◆ WORK TO BE COMPLETED ◆
Each line that holds the word "Analysis" counts once; report the total and nothing else.

◆ INPUT MATERIAL ◆

══════════════════════════════

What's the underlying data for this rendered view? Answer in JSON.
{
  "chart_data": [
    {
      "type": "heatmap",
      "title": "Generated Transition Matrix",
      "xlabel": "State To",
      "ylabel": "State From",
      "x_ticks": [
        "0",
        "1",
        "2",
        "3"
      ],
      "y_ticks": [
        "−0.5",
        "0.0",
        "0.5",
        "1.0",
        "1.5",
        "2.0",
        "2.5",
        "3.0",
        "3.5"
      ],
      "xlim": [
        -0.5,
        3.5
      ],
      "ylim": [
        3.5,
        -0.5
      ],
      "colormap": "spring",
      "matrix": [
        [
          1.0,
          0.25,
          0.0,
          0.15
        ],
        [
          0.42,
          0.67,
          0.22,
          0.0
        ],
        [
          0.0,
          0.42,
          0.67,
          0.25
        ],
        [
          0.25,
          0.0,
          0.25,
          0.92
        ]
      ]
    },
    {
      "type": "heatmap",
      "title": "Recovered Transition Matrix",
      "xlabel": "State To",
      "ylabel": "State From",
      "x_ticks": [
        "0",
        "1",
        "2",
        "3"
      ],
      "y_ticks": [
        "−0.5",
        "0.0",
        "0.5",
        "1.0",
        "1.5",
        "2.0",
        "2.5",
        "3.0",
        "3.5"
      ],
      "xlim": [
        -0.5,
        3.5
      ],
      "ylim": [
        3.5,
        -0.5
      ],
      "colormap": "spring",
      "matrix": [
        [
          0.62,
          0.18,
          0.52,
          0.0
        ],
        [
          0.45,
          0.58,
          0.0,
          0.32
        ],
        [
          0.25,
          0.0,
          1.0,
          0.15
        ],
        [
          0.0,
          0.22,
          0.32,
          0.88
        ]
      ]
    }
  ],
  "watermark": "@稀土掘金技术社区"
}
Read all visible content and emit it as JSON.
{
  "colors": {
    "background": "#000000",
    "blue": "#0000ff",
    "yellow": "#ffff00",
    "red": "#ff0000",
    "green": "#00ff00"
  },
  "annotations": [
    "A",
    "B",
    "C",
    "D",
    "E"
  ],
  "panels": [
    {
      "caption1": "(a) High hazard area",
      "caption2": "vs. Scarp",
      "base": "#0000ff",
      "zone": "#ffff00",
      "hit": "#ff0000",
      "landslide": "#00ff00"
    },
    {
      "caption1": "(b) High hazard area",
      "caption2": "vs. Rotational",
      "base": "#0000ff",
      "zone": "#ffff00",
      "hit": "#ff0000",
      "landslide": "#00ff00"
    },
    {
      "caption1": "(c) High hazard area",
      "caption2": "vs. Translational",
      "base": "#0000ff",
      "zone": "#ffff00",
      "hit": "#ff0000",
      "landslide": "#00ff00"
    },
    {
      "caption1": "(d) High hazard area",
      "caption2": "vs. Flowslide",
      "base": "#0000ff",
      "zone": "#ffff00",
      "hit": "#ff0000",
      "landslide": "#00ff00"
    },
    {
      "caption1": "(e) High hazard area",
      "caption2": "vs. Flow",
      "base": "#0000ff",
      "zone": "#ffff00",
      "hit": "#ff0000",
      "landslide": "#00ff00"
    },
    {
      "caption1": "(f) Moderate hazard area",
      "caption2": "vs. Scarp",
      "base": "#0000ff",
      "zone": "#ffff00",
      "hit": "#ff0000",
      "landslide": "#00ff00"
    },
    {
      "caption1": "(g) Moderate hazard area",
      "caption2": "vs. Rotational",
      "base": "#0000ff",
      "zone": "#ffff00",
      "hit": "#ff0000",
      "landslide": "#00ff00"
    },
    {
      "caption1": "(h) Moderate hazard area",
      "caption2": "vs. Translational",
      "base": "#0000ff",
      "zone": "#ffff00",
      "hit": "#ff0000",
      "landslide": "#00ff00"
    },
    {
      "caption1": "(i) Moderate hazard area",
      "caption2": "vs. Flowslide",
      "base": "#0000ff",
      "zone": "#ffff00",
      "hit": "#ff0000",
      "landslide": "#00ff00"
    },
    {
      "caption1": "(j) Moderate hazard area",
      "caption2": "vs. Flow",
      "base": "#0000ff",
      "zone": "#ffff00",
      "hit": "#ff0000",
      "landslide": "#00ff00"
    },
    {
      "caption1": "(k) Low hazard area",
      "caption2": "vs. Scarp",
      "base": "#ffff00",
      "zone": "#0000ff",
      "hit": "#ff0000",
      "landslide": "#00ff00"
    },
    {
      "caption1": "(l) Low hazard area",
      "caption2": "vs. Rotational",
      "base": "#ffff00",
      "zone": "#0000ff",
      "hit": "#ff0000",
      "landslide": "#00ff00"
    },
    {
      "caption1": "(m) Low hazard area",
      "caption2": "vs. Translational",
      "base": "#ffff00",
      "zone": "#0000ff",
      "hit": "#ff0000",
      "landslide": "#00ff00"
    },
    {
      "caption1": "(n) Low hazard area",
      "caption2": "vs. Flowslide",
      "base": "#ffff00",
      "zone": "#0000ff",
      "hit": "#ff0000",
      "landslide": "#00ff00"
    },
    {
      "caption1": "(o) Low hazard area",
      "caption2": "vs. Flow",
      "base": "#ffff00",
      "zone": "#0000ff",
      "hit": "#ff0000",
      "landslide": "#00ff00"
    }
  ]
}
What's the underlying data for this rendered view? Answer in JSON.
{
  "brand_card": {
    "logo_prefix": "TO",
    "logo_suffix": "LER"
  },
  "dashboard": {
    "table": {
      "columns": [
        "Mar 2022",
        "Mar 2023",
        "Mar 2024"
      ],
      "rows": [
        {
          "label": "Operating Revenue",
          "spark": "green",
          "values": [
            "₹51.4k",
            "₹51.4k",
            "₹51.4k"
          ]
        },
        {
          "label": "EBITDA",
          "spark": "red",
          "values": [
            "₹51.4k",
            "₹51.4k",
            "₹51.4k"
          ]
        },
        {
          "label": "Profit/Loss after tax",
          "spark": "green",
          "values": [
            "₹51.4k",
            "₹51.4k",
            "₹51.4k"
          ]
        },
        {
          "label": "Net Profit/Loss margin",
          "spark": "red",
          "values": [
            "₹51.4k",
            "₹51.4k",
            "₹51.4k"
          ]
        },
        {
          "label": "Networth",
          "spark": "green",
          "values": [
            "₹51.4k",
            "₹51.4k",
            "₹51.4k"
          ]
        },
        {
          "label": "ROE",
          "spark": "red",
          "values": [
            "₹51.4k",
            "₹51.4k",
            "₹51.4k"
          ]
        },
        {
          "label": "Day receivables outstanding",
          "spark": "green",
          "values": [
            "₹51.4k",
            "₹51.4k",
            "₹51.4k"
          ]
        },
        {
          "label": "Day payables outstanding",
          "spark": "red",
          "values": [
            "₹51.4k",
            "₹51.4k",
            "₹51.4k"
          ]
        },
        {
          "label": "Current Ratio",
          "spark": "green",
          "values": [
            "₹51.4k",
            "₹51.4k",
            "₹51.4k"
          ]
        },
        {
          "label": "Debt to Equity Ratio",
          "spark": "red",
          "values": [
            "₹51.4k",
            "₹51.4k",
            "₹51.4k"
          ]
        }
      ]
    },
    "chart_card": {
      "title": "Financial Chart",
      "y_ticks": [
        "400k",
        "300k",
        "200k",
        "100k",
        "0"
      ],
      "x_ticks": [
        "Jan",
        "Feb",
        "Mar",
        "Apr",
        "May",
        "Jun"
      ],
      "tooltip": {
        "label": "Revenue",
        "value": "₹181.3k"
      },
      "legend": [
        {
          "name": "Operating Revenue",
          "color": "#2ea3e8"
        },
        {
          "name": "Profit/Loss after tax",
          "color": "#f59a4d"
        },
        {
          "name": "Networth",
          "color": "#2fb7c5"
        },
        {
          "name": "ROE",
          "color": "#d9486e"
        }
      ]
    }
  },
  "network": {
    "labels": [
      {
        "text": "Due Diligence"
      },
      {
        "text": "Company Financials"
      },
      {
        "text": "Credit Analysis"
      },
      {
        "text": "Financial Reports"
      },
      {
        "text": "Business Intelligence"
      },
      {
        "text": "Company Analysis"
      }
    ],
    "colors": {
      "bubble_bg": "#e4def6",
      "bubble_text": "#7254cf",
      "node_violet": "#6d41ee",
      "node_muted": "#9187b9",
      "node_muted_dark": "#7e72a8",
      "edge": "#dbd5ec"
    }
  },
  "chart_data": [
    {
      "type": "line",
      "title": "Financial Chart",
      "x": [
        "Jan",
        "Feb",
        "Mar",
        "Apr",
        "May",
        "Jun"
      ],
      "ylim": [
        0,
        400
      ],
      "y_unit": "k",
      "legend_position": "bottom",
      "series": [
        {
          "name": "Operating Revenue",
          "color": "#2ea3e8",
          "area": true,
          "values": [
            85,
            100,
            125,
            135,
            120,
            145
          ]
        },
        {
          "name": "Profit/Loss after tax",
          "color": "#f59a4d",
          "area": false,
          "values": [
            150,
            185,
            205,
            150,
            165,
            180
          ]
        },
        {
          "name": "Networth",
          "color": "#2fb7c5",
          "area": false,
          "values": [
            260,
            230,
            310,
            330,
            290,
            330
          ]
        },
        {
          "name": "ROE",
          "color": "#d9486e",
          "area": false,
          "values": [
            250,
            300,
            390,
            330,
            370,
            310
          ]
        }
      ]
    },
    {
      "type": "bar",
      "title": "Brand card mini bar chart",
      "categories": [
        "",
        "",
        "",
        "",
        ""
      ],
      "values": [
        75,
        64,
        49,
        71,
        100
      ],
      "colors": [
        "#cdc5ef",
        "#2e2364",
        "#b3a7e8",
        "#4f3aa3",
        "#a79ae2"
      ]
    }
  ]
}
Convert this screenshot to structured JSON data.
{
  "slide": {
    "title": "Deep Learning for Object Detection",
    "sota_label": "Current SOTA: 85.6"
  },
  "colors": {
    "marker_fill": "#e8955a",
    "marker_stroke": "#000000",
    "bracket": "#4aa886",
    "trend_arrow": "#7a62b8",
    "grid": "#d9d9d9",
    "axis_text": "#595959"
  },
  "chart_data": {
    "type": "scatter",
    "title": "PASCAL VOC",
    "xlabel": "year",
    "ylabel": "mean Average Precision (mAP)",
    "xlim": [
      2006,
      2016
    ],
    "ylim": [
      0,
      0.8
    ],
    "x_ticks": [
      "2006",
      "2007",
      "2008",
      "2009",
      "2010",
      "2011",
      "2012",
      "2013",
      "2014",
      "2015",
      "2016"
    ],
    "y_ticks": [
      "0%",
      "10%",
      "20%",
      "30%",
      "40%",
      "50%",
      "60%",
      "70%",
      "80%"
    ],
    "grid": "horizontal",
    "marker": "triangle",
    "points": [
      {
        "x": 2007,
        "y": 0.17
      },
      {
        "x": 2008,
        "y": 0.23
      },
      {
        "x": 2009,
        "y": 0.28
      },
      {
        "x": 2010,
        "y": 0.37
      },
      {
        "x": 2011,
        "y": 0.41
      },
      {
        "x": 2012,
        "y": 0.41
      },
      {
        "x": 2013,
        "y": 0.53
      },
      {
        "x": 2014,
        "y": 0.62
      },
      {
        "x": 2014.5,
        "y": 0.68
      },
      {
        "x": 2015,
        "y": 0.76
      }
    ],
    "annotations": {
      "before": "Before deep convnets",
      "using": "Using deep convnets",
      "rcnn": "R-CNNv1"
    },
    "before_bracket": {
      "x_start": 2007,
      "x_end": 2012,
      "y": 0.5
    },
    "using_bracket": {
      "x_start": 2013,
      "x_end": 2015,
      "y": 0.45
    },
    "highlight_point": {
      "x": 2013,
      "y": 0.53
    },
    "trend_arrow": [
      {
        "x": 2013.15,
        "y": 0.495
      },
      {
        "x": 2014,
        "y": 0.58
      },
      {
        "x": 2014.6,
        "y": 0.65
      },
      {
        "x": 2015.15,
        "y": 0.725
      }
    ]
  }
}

══════════════════════════════

◆ WRITTEN RESPONSE ◆
2